(Items listed in a dataset)
───

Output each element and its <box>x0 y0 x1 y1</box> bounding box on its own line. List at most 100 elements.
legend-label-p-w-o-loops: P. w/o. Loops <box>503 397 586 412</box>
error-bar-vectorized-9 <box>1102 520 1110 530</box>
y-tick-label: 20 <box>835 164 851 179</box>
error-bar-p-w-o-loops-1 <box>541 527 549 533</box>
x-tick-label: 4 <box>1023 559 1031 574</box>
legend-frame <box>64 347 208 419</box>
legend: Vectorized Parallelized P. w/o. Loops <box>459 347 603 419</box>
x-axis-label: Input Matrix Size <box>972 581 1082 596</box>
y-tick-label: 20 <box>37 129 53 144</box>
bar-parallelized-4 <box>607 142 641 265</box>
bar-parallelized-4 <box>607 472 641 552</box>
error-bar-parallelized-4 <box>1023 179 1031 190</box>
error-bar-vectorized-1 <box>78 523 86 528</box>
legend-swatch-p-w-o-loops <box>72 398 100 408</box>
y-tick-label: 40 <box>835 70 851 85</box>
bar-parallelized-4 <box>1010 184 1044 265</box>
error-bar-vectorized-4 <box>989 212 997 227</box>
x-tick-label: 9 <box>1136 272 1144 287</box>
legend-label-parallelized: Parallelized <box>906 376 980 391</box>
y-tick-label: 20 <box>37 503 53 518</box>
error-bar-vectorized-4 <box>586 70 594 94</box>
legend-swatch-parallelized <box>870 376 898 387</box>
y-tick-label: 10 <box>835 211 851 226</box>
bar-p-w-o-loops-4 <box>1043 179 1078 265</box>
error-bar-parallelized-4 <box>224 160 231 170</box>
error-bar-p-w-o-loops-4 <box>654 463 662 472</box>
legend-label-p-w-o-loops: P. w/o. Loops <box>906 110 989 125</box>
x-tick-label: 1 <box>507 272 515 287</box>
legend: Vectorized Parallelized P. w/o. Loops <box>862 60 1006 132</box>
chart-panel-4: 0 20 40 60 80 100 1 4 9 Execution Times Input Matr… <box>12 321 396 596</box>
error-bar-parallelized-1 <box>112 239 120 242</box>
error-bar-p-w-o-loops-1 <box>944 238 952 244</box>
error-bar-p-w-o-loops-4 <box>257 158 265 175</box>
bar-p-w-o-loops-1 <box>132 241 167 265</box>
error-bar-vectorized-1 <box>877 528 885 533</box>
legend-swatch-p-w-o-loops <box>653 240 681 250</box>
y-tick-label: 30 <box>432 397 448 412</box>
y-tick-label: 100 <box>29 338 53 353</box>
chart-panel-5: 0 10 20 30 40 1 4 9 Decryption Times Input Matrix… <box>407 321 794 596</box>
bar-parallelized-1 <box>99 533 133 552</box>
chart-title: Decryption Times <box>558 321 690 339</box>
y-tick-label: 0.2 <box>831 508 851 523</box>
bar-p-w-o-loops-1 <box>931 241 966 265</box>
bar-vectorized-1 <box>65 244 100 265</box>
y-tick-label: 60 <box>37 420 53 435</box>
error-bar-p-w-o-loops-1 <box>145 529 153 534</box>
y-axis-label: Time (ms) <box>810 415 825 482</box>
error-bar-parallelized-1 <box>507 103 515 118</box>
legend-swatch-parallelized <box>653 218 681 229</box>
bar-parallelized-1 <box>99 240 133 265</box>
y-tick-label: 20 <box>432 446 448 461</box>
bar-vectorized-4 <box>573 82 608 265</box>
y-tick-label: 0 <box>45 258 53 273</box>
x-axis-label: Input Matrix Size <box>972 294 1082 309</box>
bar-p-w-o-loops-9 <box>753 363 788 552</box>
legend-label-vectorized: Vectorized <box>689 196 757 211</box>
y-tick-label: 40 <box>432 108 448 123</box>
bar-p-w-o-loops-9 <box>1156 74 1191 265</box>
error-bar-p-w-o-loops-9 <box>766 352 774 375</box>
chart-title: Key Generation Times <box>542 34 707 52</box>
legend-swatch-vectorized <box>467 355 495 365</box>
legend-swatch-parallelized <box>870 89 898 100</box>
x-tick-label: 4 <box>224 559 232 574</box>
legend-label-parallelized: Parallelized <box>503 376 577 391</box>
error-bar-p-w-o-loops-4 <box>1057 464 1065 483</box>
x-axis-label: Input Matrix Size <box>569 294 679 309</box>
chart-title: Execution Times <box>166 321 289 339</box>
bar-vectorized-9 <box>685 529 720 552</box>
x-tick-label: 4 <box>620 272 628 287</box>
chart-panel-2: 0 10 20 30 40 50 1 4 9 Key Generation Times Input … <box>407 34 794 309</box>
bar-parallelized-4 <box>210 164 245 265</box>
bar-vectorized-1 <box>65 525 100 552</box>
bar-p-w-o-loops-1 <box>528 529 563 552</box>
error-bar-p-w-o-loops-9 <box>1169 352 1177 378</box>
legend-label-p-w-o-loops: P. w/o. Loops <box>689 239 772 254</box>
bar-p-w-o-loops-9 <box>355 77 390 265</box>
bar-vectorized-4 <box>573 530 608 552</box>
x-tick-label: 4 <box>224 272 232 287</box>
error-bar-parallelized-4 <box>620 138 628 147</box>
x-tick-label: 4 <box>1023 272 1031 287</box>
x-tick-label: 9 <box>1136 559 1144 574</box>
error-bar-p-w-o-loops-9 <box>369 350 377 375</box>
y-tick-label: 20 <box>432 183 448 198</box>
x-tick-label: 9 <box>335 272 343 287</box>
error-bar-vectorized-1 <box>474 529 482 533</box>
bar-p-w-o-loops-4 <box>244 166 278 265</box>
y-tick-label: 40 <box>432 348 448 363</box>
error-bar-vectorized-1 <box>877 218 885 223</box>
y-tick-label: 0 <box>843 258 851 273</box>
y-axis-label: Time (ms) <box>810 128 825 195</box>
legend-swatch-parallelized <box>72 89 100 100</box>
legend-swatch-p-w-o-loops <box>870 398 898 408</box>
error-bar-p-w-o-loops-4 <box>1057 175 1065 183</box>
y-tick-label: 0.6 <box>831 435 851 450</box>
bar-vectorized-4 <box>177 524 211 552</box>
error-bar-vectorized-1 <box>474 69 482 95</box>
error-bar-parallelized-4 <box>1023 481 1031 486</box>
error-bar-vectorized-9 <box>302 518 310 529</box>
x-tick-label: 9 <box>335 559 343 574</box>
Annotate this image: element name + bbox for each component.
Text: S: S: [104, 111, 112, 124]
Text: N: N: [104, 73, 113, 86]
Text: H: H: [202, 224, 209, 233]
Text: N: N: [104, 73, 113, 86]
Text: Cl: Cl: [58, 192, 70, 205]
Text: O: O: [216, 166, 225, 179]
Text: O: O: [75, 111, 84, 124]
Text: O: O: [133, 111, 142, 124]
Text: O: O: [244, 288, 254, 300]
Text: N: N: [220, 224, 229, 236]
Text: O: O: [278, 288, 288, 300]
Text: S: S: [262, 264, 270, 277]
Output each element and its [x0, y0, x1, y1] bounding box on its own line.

───

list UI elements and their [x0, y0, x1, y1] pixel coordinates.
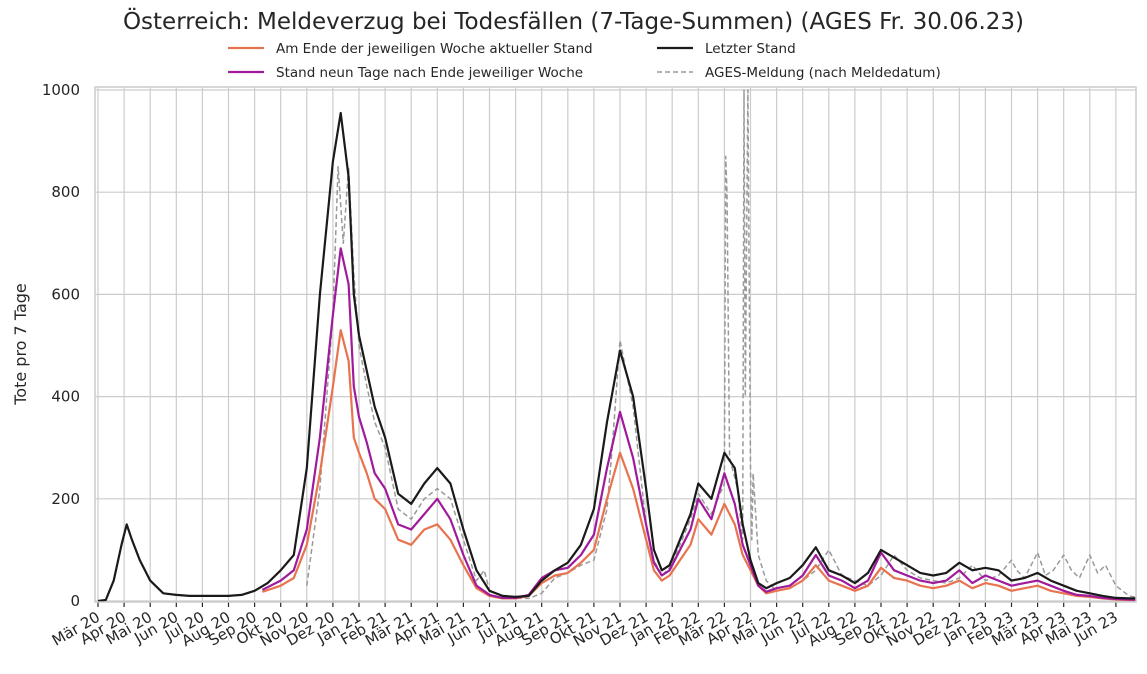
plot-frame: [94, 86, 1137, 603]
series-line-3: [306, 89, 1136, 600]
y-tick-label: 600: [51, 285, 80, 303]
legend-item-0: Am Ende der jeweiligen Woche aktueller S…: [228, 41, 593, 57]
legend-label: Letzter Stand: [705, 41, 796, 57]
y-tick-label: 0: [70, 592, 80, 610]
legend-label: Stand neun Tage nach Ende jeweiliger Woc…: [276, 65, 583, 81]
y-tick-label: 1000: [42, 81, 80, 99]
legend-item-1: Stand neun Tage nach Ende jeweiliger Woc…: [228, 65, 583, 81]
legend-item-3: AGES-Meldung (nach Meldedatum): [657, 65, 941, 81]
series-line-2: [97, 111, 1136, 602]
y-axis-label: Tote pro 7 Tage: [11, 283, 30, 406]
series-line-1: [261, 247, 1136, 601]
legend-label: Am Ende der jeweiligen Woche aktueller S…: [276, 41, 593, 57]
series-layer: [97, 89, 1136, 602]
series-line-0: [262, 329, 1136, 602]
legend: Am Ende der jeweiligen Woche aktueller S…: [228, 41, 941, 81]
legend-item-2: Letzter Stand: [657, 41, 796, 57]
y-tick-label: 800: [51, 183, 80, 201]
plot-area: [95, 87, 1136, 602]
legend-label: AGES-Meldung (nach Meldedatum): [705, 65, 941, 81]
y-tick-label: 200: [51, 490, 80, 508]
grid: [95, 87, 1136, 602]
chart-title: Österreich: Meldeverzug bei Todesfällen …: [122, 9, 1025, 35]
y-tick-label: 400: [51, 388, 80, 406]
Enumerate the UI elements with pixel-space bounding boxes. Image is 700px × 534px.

───

### [Given task]
Can you repeat the records starting at the line containing "list UI elements" and ending at the line containing "Enumerate the UI", with the pictures left out?

### [Correct response]
list UI elements and their [x0, y0, x1, y1] pixel coordinates.
plot-frame: [94, 86, 1137, 603]
series-line-3: [306, 89, 1136, 600]
y-tick-label: 600: [51, 285, 80, 303]
legend-item-0: Am Ende der jeweiligen Woche aktueller S…: [228, 41, 593, 57]
legend-label: Letzter Stand: [705, 41, 796, 57]
y-tick-label: 0: [70, 592, 80, 610]
legend-label: Stand neun Tage nach Ende jeweiliger Woc…: [276, 65, 583, 81]
y-tick-label: 1000: [42, 81, 80, 99]
legend-item-1: Stand neun Tage nach Ende jeweiliger Woc…: [228, 65, 583, 81]
legend-item-3: AGES-Meldung (nach Meldedatum): [657, 65, 941, 81]
series-line-2: [97, 111, 1136, 602]
y-axis-label: Tote pro 7 Tage: [11, 283, 30, 406]
series-line-1: [261, 247, 1136, 601]
legend-label: Am Ende der jeweiligen Woche aktueller S…: [276, 41, 593, 57]
series-layer: [97, 89, 1136, 602]
series-line-0: [262, 329, 1136, 602]
legend: Am Ende der jeweiligen Woche aktueller S…: [228, 41, 941, 81]
legend-item-2: Letzter Stand: [657, 41, 796, 57]
y-tick-label: 800: [51, 183, 80, 201]
plot-area: [95, 87, 1136, 602]
legend-label: AGES-Meldung (nach Meldedatum): [705, 65, 941, 81]
y-tick-label: 200: [51, 490, 80, 508]
grid: [95, 87, 1136, 602]
chart-title: Österreich: Meldeverzug bei Todesfällen …: [122, 9, 1025, 35]
y-tick-label: 400: [51, 388, 80, 406]
Enumerate the UI elements with pixel-space bounding boxes. Image is 700px × 534px.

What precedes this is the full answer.